I think the "drinking photos" example is illustrative because it's extreme,
but I think the real, widespread pain points --- I know the ones I have, at
least --- are more along the lines you mentioned.

Sure, you can put up certain walls relatively easy (i.e. only these friends
can see my pictures).

But I think you hit on the essence of contextual sharing, which is that
privacy aside, you simply want to share different things with different
people.

I want to share the Paul Graham essay with only my start-up friends, I want to
share the new NoSQL db github link with only my hacker friends, I want to talk
smack about fantasy football with only those people, I want to post my family
vacation pictures to only my family, etc.

------
davi
Previous good discussion on HN: <http://news.ycombinator.com/item?id=1603374>

------
zalzally
What about Search/Discovery? Sure, Facebook's Open Graph is being cultivated
by all of us as we like and share stuff, but currently, there's no way to
search through my feeds, what I've liked, what my friends have liked, the most
popular liked items, and any slicing/dicing of that data. I'm sure they're
working on it, but it seems like a major gap right now.

Written instruction 1:
Retype the listing from its first line through the line that contains "Bar <box>507 405 575 690</box>", including both of those lines.

Data supplied:

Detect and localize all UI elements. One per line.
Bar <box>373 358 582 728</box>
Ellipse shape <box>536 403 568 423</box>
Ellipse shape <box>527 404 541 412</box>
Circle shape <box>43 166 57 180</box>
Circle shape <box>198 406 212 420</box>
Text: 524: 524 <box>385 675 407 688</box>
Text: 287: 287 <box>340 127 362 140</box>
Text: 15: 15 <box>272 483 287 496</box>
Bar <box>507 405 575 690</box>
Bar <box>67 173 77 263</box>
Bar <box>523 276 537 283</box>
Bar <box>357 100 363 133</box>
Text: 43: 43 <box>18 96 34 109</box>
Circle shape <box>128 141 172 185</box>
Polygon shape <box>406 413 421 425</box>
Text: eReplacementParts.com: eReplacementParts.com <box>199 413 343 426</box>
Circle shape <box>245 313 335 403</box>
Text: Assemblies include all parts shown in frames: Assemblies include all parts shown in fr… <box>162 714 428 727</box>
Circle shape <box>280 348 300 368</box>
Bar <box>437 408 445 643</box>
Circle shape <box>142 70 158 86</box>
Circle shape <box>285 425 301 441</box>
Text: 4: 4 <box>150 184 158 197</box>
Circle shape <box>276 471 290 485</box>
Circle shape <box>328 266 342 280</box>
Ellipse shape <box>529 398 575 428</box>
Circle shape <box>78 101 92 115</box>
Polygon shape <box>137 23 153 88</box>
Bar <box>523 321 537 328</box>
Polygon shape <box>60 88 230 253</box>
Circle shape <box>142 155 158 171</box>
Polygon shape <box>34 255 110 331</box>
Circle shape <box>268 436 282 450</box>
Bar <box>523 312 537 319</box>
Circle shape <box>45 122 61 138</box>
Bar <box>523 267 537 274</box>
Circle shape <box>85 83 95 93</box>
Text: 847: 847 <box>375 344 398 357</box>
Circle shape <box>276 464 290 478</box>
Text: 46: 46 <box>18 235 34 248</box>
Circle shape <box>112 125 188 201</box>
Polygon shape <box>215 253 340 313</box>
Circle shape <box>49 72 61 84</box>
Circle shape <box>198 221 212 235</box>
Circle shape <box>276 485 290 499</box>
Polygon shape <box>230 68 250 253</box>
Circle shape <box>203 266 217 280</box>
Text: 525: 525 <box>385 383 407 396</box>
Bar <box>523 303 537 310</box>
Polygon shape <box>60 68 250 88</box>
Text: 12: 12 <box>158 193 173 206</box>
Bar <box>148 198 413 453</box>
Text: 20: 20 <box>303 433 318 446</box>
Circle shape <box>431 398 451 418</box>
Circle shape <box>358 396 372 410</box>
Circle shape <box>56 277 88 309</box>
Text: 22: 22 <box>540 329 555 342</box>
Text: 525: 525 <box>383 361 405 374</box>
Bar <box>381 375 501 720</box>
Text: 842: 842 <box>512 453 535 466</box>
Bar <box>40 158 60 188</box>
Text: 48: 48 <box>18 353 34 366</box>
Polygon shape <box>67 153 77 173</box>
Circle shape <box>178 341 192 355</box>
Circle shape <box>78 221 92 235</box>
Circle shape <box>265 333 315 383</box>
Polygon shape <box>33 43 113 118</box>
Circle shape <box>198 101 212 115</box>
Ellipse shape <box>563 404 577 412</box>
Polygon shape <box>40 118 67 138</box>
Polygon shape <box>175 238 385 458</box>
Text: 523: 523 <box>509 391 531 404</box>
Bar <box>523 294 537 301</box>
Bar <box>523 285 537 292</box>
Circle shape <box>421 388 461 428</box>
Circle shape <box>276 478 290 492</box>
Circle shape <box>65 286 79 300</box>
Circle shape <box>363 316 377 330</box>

Written instruction 2:
Using the forum thread, answer yes or no for each statement and quote the words that decide it: (a) The first writer calls the "drinking photos" example illustrative because it is extreme. (b) The first writer wants to share family vacation pictures with hacker friends. (c) The last commenter says there is currently a way to search through feeds.

Full response 1:
Detect and localize all UI elements. One per line.
Bar <box>373 358 582 728</box>
Ellipse shape <box>536 403 568 423</box>
Ellipse shape <box>527 404 541 412</box>
Circle shape <box>43 166 57 180</box>
Circle shape <box>198 406 212 420</box>
Text: 524: 524 <box>385 675 407 688</box>
Text: 287: 287 <box>340 127 362 140</box>
Text: 15: 15 <box>272 483 287 496</box>
Bar <box>507 405 575 690</box>

Full response 2:
(a) Yes: "I think the "drinking photos" example is illustrative because it's extreme"
(b) No: "I want to post my family vacation pictures to only my family"
(c) No: "currently, there's no way to search through my feeds"